┏━━

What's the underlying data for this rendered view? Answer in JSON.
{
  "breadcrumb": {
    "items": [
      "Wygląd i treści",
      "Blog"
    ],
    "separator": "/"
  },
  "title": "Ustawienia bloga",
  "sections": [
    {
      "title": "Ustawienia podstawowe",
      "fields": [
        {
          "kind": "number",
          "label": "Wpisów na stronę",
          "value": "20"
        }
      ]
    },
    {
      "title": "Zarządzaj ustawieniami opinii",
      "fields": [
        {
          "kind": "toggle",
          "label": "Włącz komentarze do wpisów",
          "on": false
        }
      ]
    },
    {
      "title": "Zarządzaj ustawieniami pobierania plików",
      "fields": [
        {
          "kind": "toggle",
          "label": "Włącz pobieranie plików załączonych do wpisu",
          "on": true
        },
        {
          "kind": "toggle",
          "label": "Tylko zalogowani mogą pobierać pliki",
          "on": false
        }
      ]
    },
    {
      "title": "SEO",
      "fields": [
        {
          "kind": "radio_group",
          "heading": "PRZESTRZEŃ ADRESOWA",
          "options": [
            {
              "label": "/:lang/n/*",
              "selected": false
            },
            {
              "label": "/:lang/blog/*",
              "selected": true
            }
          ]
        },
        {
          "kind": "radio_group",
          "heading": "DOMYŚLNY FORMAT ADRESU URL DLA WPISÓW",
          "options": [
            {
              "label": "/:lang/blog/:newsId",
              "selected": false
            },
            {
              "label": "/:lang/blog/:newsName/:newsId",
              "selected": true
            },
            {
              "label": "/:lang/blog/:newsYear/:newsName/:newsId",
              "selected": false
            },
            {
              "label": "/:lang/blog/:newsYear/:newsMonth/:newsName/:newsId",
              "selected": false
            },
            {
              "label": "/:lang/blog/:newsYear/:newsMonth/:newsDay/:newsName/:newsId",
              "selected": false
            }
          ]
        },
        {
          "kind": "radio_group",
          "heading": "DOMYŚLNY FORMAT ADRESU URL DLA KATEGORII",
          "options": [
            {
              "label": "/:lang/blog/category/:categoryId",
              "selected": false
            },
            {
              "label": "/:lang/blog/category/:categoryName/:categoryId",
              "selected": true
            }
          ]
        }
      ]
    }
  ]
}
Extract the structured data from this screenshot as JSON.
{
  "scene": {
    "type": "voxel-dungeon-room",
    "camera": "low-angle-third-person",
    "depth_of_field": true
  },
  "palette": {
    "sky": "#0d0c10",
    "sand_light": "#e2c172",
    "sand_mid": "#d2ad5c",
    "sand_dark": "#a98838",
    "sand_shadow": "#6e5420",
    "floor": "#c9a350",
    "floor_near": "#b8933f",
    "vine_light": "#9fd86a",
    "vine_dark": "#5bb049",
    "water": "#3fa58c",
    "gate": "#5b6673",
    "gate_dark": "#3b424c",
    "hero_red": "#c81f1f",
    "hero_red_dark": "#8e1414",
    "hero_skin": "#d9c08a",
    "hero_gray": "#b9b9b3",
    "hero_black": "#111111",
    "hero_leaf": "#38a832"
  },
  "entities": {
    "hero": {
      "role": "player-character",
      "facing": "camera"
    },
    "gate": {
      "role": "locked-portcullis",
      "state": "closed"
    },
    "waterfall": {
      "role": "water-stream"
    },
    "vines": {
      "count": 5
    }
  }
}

┗━━

▸ **TASK BRIEF**
Among the entries above, identify all lines with "title" and copy them.

▸ **OUTPUT FOR THIS TASK**
  "title": "Ustawienia bloga",
      "title": "Ustawienia podstawowe",
      "title": "Zarządzaj ustawieniami opinii",
      "title": "Zarządzaj ustawieniami pobierania plików",
      "title": "SEO",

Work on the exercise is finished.